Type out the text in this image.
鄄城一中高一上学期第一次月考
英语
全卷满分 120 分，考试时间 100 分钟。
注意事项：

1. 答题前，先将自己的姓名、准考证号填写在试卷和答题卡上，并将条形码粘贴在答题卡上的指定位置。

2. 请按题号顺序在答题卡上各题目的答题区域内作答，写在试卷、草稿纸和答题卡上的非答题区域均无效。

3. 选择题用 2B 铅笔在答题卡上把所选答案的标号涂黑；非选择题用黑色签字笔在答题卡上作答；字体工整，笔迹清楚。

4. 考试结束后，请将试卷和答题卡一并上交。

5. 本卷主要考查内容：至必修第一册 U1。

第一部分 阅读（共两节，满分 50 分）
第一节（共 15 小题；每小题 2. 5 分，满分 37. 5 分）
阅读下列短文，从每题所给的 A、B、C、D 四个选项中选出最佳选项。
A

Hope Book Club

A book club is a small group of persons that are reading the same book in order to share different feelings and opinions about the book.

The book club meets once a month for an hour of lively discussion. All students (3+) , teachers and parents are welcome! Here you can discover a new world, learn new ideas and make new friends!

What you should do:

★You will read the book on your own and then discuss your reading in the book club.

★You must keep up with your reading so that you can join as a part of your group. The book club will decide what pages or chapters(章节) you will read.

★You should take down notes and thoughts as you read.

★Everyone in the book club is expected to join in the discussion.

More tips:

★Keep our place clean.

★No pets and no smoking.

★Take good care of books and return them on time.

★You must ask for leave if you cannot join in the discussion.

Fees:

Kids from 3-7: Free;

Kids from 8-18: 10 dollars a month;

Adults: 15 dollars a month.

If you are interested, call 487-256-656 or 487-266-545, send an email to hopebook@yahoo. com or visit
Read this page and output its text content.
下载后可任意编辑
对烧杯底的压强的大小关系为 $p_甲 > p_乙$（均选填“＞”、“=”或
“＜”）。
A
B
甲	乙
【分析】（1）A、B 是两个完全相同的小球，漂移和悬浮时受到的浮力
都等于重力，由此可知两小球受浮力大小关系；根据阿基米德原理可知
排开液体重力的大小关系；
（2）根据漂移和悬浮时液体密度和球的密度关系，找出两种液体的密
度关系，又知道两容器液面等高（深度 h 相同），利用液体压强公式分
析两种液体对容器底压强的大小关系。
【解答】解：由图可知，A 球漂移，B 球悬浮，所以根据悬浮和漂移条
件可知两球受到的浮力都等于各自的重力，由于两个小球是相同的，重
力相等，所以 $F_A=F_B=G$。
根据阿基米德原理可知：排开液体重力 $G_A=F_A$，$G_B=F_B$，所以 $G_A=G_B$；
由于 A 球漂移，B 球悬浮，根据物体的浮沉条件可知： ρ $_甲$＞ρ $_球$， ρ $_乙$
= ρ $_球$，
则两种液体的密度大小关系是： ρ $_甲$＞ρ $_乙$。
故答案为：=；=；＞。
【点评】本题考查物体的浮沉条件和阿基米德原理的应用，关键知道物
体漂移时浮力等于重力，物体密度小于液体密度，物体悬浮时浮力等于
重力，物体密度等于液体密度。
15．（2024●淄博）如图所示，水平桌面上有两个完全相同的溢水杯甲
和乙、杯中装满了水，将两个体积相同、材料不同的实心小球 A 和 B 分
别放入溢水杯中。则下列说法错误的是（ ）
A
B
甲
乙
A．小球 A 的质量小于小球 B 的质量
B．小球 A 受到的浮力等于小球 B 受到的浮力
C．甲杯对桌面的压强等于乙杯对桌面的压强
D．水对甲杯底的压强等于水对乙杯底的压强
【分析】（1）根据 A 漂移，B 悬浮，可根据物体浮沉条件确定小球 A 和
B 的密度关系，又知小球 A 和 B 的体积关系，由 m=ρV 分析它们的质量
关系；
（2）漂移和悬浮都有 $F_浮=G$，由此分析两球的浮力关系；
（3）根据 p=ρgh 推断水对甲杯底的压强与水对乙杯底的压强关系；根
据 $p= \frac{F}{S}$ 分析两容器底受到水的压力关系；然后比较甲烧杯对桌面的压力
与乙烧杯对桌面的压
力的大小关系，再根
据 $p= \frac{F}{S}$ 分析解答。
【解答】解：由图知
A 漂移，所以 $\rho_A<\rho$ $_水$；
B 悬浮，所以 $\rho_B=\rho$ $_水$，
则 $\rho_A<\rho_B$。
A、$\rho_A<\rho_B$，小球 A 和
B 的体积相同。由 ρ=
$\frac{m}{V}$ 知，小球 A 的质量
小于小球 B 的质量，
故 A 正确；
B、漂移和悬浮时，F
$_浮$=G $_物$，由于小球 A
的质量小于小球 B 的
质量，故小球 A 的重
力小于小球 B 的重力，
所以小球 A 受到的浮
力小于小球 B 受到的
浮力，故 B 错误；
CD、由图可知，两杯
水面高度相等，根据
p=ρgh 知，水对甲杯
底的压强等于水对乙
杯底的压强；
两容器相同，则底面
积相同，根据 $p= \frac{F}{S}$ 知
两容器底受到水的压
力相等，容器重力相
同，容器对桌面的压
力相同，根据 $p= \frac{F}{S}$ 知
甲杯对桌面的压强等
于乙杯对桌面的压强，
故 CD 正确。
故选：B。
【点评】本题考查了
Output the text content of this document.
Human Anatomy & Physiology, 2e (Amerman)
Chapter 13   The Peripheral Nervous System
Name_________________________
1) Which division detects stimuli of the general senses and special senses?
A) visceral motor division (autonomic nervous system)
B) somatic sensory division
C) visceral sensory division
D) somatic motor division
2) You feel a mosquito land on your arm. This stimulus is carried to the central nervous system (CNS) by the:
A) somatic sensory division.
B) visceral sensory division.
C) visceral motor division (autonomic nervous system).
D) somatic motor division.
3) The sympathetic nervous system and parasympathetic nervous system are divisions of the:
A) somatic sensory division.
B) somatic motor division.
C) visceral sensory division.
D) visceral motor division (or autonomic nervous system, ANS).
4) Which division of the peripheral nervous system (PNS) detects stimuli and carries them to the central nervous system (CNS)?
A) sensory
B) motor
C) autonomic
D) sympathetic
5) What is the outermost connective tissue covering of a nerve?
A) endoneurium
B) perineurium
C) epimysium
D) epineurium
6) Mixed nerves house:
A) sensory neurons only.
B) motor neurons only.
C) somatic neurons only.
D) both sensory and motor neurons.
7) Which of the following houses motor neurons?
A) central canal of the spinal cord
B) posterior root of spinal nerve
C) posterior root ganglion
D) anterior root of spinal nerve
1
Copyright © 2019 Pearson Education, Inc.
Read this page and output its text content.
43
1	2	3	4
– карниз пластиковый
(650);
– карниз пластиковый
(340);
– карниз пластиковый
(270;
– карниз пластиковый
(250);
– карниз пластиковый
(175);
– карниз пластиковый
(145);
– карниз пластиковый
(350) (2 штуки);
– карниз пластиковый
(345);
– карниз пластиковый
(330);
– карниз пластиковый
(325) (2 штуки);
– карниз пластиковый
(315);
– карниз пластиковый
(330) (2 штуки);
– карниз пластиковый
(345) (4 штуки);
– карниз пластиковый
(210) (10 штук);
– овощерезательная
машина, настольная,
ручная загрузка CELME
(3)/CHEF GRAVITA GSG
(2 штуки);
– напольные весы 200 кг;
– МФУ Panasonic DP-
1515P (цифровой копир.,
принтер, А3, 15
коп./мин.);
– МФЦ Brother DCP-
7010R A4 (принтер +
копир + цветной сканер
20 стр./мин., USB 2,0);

┄┄┄┄┄┄┄┄┄┄

Problem statement: Say how many lines include the word "копир"; reply with the number alone.

Task result: 2